WHAT THE EXERCISE ASKS: Print, exactly and completely, every entry in the data.

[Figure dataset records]
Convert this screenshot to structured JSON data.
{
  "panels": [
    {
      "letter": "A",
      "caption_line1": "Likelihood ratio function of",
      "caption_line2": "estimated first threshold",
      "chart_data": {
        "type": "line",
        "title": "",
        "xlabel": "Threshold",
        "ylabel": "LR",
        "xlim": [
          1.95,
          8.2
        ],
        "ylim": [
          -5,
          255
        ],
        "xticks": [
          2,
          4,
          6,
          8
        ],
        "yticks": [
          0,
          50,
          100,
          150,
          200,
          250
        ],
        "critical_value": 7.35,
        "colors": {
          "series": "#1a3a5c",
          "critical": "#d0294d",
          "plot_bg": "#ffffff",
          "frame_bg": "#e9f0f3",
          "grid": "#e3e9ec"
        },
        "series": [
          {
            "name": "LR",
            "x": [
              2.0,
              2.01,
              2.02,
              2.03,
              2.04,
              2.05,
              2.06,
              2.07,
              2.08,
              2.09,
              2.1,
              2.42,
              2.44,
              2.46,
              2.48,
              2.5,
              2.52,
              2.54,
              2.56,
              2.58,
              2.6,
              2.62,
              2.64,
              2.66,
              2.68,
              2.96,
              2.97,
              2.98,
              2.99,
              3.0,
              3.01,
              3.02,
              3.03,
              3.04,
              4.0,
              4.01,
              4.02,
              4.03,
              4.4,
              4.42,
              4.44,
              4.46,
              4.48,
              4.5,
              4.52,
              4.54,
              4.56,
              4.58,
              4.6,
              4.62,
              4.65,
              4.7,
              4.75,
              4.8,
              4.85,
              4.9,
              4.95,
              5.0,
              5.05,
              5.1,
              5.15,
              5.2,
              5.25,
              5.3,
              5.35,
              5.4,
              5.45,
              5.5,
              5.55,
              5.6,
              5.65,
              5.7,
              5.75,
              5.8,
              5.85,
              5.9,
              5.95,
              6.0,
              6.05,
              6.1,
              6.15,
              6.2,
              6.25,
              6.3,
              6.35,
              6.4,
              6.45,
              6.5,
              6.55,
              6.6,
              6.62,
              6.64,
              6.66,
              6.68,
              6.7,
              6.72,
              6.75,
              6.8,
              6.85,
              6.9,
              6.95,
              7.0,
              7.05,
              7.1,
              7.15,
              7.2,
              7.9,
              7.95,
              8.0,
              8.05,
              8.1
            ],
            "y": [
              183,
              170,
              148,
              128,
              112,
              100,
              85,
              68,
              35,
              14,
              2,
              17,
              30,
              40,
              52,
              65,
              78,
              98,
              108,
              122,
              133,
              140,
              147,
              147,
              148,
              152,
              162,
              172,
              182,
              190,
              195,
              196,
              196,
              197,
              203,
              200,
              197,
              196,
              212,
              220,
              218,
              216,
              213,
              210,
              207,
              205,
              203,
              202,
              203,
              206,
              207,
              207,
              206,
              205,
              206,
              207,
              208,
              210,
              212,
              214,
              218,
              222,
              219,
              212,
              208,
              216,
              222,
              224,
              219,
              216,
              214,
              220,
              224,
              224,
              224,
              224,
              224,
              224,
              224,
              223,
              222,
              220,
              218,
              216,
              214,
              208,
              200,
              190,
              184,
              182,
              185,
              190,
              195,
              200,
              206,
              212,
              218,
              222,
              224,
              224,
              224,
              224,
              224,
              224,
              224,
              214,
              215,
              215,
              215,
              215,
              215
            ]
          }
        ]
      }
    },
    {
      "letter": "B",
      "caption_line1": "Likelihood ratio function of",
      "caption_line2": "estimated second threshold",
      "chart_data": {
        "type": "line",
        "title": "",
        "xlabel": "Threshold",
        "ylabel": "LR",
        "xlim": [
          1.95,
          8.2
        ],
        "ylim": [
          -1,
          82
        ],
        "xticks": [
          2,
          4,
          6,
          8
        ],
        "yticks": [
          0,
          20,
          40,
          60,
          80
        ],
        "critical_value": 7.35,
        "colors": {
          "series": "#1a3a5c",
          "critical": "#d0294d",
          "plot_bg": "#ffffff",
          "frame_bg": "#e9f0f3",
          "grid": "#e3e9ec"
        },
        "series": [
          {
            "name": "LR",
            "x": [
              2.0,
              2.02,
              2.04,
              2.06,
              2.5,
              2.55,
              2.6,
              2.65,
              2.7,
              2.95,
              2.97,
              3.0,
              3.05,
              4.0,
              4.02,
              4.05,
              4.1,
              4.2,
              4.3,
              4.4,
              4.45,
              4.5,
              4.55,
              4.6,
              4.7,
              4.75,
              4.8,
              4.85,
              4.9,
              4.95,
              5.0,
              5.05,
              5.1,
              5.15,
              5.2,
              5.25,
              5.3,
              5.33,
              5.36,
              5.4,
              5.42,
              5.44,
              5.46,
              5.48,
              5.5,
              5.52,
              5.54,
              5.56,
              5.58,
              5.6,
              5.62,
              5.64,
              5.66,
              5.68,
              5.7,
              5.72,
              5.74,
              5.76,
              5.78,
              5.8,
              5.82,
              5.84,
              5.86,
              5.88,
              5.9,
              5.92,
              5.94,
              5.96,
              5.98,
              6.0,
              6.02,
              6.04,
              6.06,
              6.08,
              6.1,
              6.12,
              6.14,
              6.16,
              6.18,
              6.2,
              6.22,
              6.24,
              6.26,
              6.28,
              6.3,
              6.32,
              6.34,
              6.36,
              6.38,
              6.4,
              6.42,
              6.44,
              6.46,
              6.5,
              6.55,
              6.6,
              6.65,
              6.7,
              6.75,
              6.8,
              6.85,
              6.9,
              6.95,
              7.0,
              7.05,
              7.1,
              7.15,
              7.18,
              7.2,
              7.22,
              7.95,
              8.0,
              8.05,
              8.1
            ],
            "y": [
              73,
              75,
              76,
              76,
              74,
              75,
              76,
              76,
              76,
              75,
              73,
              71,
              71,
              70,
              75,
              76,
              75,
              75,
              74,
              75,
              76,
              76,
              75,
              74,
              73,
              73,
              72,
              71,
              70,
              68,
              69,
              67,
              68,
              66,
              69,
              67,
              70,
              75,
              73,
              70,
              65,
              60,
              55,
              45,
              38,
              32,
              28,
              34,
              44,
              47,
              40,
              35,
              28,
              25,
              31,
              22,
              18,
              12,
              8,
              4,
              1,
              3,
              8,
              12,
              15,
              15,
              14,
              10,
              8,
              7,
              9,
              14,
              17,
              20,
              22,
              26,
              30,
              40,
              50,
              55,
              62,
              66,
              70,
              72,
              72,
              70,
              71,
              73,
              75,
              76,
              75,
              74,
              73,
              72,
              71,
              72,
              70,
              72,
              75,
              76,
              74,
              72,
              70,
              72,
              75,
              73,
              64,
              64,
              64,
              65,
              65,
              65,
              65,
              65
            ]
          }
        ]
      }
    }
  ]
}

FULL OUTPUT:
Convert this screenshot to structured JSON data.
{
  "panels": [
    {
      "letter": "A",
      "caption_line1": "Likelihood ratio function of",
      "caption_line2": "estimated first threshold",
      "chart_data": {
        "type": "line",
        "title": "",
        "xlabel": "Threshold",
        "ylabel": "LR",
        "xlim": [
          1.95,
          8.2
        ],
        "ylim": [
          -5,
          255
        ],
        "xticks": [
          2,
          4,
          6,
          8
        ],
        "yticks": [
          0,
          50,
          100,
          150,
          200,
          250
        ],
        "critical_value": 7.35,
        "colors": {
          "series": "#1a3a5c",
          "critical": "#d0294d",
          "plot_bg": "#ffffff",
          "frame_bg": "#e9f0f3",
          "grid": "#e3e9ec"
        },
        "series": [
          {
            "name": "LR",
            "x": [
              2.0,
              2.01,
              2.02,
              2.03,
              2.04,
              2.05,
              2.06,
              2.07,
              2.08,
              2.09,
              2.1,
              2.42,
              2.44,
              2.46,
              2.48,
              2.5,
              2.52,
              2.54,
              2.56,
              2.58,
              2.6,
              2.62,
              2.64,
              2.66,
              2.68,
              2.96,
              2.97,
              2.98,
              2.99,
              3.0,
              3.01,
              3.02,
              3.03,
              3.04,
              4.0,
              4.01,
              4.02,
              4.03,
              4.4,
              4.42,
              4.44,
              4.46,
              4.48,
              4.5,
              4.52,
              4.54,
              4.56,
              4.58,
              4.6,
              4.62,
              4.65,
              4.7,
              4.75,
              4.8,
              4.85,
              4.9,
              4.95,
              5.0,
              5.05,
              5.1,
              5.15,
              5.2,
              5.25,
              5.3,
              5.35,
              5.4,
              5.45,
              5.5,
              5.55,
              5.6,
              5.65,
              5.7,
              5.75,
              5.8,
              5.85,
              5.9,
              5.95,
              6.0,
              6.05,
              6.1,
              6.15,
              6.2,
              6.25,
              6.3,
              6.35,
              6.4,
              6.45,
              6.5,
              6.55,
              6.6,
              6.62,
              6.64,
              6.66,
              6.68,
              6.7,
              6.72,
              6.75,
              6.8,
              6.85,
              6.9,
              6.95,
              7.0,
              7.05,
              7.1,
              7.15,
              7.2,
              7.9,
              7.95,
              8.0,
              8.05,
              8.1
            ],
            "y": [
              183,
              170,
              148,
              128,
              112,
              100,
              85,
              68,
              35,
              14,
              2,
              17,
              30,
              40,
              52,
              65,
              78,
              98,
              108,
              122,
              133,
              140,
              147,
              147,
              148,
              152,
              162,
              172,
              182,
              190,
              195,
              196,
              196,
              197,
              203,
              200,
              197,
              196,
              212,
              220,
              218,
              216,
              213,
              210,
              207,
              205,
              203,
              202,
              203,
              206,
              207,
              207,
              206,
              205,
              206,
              207,
              208,
              210,
              212,
              214,
              218,
              222,
              219,
              212,
              208,
              216,
              222,
              224,
              219,
              216,
              214,
              220,
              224,
              224,
              224,
              224,
              224,
              224,
              224,
              223,
              222,
              220,
              218,
              216,
              214,
              208,
              200,
              190,
              184,
              182,
              185,
              190,
              195,
              200,
              206,
              212,
              218,
              222,
              224,
              224,
              224,
              224,
              224,
              224,
              224,
              214,
              215,
              215,
              215,
              215,
              215
            ]
          }
        ]
      }
    },
    {
      "letter": "B",
      "caption_line1": "Likelihood ratio function of",
      "caption_line2": "estimated second threshold",
      "chart_data": {
        "type": "line",
        "title": "",
        "xlabel": "Threshold",
        "ylabel": "LR",
        "xlim": [
          1.95,
          8.2
        ],
        "ylim": [
          -1,
          82
        ],
        "xticks": [
          2,
          4,
          6,
          8
        ],
        "yticks": [
          0,
          20,
          40,
          60,
          80
        ],
        "critical_value": 7.35,
        "colors": {
          "series": "#1a3a5c",
          "critical": "#d0294d",
          "plot_bg": "#ffffff",
          "frame_bg": "#e9f0f3",
          "grid": "#e3e9ec"
        },
        "series": [
          {
            "name": "LR",
            "x": [
              2.0,
              2.02,
              2.04,
              2.06,
              2.5,
              2.55,
              2.6,
              2.65,
              2.7,
              2.95,
              2.97,
              3.0,
              3.05,
              4.0,
              4.02,
              4.05,
              4.1,
              4.2,
              4.3,
              4.4,
              4.45,
              4.5,
              4.55,
              4.6,
              4.7,
              4.75,
              4.8,
              4.85,
              4.9,
              4.95,
              5.0,
              5.05,
              5.1,
              5.15,
              5.2,
              5.25,
              5.3,
              5.33,
              5.36,
              5.4,
              5.42,
              5.44,
              5.46,
              5.48,
              5.5,
              5.52,
              5.54,
              5.56,
              5.58,
              5.6,
              5.62,
              5.64,
              5.66,
              5.68,
              5.7,
              5.72,
              5.74,
              5.76,
              5.78,
              5.8,
              5.82,
              5.84,
              5.86,
              5.88,
              5.9,
              5.92,
              5.94,
              5.96,
              5.98,
              6.0,
              6.02,
              6.04,
              6.06,
              6.08,
              6.1,
              6.12,
              6.14,
              6.16,
              6.18,
              6.2,
              6.22,
              6.24,
              6.26,
              6.28,
              6.3,
              6.32,
              6.34,
              6.36,
              6.38,
              6.4,
              6.42,
              6.44,
              6.46,
              6.5,
              6.55,
              6.6,
              6.65,
              6.7,
              6.75,
              6.8,
              6.85,
              6.9,
              6.95,
              7.0,
              7.05,
              7.1,
              7.15,
              7.18,
              7.2,
              7.22,
              7.95,
              8.0,
              8.05,
              8.1
            ],
            "y": [
              73,
              75,
              76,
              76,
              74,
              75,
              76,
              76,
              76,
              75,
              73,
              71,
              71,
              70,
              75,
              76,
              75,
              75,
              74,
              75,
              76,
              76,
              75,
              74,
              73,
              73,
              72,
              71,
              70,
              68,
              69,
              67,
              68,
              66,
              69,
              67,
              70,
              75,
              73,
              70,
              65,
              60,
              55,
              45,
              38,
              32,
              28,
              34,
              44,
              47,
              40,
              35,
              28,
              25,
              31,
              22,
              18,
              12,
              8,
              4,
              1,
              3,
              8,
              12,
              15,
              15,
              14,
              10,
              8,
              7,
              9,
              14,
              17,
              20,
              22,
              26,
              30,
              40,
              50,
              55,
              62,
              66,
              70,
              72,
              72,
              70,
              71,
              73,
              75,
              76,
              75,
              74,
              73,
              72,
              71,
              72,
              70,
              72,
              75,
              76,
              74,
              72,
              70,
              72,
              75,
              73,
              64,
              64,
              64,
              65,
              65,
              65,
              65,
              65
            ]
          }
        ]
      }
    }
  ]
}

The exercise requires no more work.